> Problem details
Make an exact copy of the entries, and keep any pictures out of it.

> Dataset content
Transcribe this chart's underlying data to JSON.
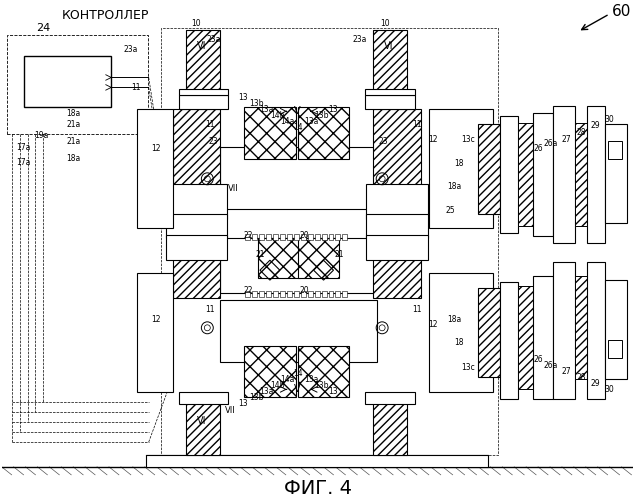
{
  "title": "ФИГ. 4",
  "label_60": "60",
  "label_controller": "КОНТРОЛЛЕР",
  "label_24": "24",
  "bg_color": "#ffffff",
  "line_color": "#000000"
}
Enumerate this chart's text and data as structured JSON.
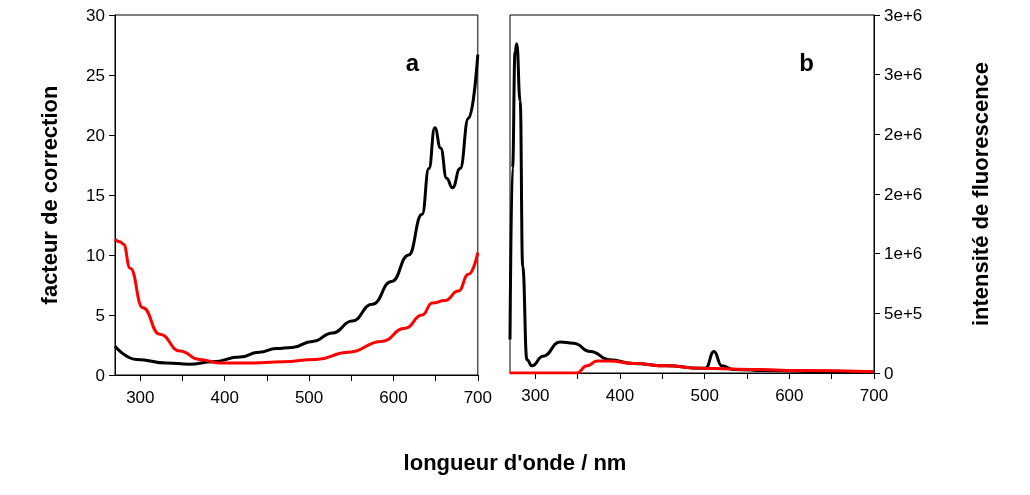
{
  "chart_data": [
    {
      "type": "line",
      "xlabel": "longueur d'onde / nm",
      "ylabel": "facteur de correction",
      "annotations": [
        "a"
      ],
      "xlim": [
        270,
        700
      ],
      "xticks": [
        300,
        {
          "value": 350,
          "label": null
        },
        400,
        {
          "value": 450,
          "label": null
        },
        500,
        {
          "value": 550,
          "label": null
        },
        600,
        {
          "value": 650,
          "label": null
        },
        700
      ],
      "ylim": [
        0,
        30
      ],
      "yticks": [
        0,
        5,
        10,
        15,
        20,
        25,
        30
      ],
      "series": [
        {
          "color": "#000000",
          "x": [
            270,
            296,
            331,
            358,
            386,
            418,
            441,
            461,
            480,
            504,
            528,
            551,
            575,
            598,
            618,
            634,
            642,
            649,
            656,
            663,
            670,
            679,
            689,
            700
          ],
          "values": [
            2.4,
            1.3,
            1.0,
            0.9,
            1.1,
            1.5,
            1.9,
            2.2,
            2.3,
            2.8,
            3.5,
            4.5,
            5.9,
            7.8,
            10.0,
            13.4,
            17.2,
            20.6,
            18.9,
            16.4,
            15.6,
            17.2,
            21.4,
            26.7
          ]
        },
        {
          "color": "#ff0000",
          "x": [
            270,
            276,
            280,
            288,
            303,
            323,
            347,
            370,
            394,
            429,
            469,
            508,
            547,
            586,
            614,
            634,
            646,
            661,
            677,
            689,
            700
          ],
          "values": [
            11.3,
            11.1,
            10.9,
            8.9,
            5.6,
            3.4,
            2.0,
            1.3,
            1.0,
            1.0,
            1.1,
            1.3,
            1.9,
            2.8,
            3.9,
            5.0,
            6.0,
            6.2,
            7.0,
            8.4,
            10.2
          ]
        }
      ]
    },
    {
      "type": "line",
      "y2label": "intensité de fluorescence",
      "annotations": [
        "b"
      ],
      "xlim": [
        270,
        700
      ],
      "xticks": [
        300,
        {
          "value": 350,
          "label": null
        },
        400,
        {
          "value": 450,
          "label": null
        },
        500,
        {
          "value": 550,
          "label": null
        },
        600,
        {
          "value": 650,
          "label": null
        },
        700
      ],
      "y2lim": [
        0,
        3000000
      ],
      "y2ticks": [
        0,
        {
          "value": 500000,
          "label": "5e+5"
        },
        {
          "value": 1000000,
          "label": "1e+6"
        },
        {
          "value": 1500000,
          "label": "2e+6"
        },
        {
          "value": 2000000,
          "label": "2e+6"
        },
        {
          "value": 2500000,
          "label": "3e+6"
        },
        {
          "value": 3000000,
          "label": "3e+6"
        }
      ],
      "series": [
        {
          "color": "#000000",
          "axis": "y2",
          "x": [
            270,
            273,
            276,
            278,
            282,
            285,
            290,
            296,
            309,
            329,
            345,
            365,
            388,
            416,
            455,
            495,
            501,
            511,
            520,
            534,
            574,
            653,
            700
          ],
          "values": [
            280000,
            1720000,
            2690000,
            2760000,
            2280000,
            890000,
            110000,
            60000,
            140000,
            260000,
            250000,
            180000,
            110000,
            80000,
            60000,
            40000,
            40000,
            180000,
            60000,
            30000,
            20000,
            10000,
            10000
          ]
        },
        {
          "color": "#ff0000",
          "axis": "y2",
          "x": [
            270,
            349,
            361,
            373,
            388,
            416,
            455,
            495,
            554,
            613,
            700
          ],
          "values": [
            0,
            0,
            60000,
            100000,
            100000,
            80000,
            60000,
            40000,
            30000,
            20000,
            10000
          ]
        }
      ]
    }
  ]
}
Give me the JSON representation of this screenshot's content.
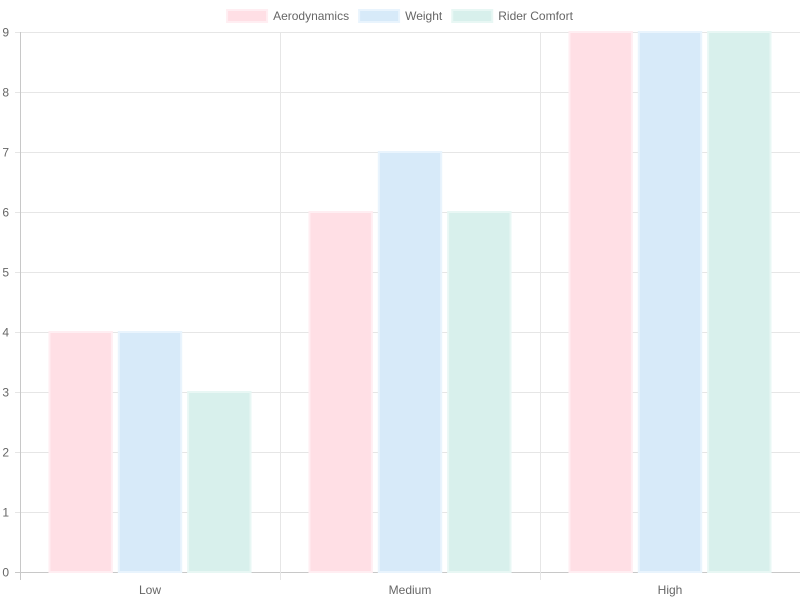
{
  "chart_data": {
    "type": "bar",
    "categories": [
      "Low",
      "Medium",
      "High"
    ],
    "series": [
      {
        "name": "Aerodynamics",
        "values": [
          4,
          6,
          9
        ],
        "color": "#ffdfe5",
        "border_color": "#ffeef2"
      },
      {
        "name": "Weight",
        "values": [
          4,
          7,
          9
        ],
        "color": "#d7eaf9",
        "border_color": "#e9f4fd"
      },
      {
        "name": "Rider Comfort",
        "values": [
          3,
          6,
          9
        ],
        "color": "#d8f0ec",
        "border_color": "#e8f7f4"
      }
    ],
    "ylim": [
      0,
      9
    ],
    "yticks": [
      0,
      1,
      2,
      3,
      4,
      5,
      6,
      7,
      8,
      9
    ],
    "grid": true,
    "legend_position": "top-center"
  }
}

> Answer to this task
Transcribe this chart's underlying data to JSON.
{
  "title": "ФИГ. 4",
  "label_60": "60",
  "label_controller": "КОНТРОЛЛЕР",
  "label_24": "24",
  "bg_color": "#ffffff",
  "line_color": "#000000"
}
Enumerate this chart's text and data as structured JSON.
{
  "chart_data": [
    {
      "type": "line",
      "xlabel": "longueur d'onde / nm",
      "ylabel": "facteur de correction",
      "annotations": [
        "a"
      ],
      "xlim": [
        270,
        700
      ],
      "xticks": [
        300,
        {
          "value": 350,
          "label": null
        },
        400,
        {
          "value": 450,
          "label": null
        },
        500,
        {
          "value": 550,
          "label": null
        },
        600,
        {
          "value": 650,
          "label": null
        },
        700
      ],
      "ylim": [
        0,
        30
      ],
      "yticks": [
        0,
        5,
        10,
        15,
        20,
        25,
        30
      ],
      "series": [
        {
          "color": "#000000",
          "x": [
            270,
            296,
            331,
            358,
            386,
            418,
            441,
            461,
            480,
            504,
            528,
            551,
            575,
            598,
            618,
            634,
            642,
            649,
            656,
            663,
            670,
            679,
            689,
            700
          ],
          "values": [
            2.4,
            1.3,
            1.0,
            0.9,
            1.1,
            1.5,
            1.9,
            2.2,
            2.3,
            2.8,
            3.5,
            4.5,
            5.9,
            7.8,
            10.0,
            13.4,
            17.2,
            20.6,
            18.9,
            16.4,
            15.6,
            17.2,
            21.4,
            26.7
          ]
        },
        {
          "color": "#ff0000",
          "x": [
            270,
            276,
            280,
            288,
            303,
            323,
            347,
            370,
            394,
            429,
            469,
            508,
            547,
            586,
            614,
            634,
            646,
            661,
            677,
            689,
            700
          ],
          "values": [
            11.3,
            11.1,
            10.9,
            8.9,
            5.6,
            3.4,
            2.0,
            1.3,
            1.0,
            1.0,
            1.1,
            1.3,
            1.9,
            2.8,
            3.9,
            5.0,
            6.0,
            6.2,
            7.0,
            8.4,
            10.2
          ]
        }
      ]
    },
    {
      "type": "line",
      "y2label": "intensité de fluorescence",
      "annotations": [
        "b"
      ],
      "xlim": [
        270,
        700
      ],
      "xticks": [
        300,
        {
          "value": 350,
          "label": null
        },
        400,
        {
          "value": 450,
          "label": null
        },
        500,
        {
          "value": 550,
          "label": null
        },
        600,
        {
          "value": 650,
          "label": null
        },
        700
      ],
      "y2lim": [
        0,
        3000000
      ],
      "y2ticks": [
        0,
        {
          "value": 500000,
          "label": "5e+5"
        },
        {
          "value": 1000000,
          "label": "1e+6"
        },
        {
          "value": 1500000,
          "label": "2e+6"
        },
        {
          "value": 2000000,
          "label": "2e+6"
        },
        {
          "value": 2500000,
          "label": "3e+6"
        },
        {
          "value": 3000000,
          "label": "3e+6"
        }
      ],
      "series": [
        {
          "color": "#000000",
          "axis": "y2",
          "x": [
            270,
            273,
            276,
            278,
            282,
            285,
            290,
            296,
            309,
            329,
            345,
            365,
            388,
            416,
            455,
            495,
            501,
            511,
            520,
            534,
            574,
            653,
            700
          ],
          "values": [
            280000,
            1720000,
            2690000,
            2760000,
            2280000,
            890000,
            110000,
            60000,
            140000,
            260000,
            250000,
            180000,
            110000,
            80000,
            60000,
            40000,
            40000,
            180000,
            60000,
            30000,
            20000,
            10000,
            10000
          ]
        },
        {
          "color": "#ff0000",
          "axis": "y2",
          "x": [
            270,
            349,
            361,
            373,
            388,
            416,
            455,
            495,
            554,
            613,
            700
          ],
          "values": [
            0,
            0,
            60000,
            100000,
            100000,
            80000,
            60000,
            40000,
            30000,
            20000,
            10000
          ]
        }
      ]
    }
  ]
}
Give me the JSON representation of this screenshot's content.
{
  "chart_data": {
    "type": "bar",
    "categories": [
      "Low",
      "Medium",
      "High"
    ],
    "series": [
      {
        "name": "Aerodynamics",
        "values": [
          4,
          6,
          9
        ],
        "color": "#ffdfe5",
        "border_color": "#ffeef2"
      },
      {
        "name": "Weight",
        "values": [
          4,
          7,
          9
        ],
        "color": "#d7eaf9",
        "border_color": "#e9f4fd"
      },
      {
        "name": "Rider Comfort",
        "values": [
          3,
          6,
          9
        ],
        "color": "#d8f0ec",
        "border_color": "#e8f7f4"
      }
    ],
    "ylim": [
      0,
      9
    ],
    "yticks": [
      0,
      1,
      2,
      3,
      4,
      5,
      6,
      7,
      8,
      9
    ],
    "grid": true,
    "legend_position": "top-center"
  }
}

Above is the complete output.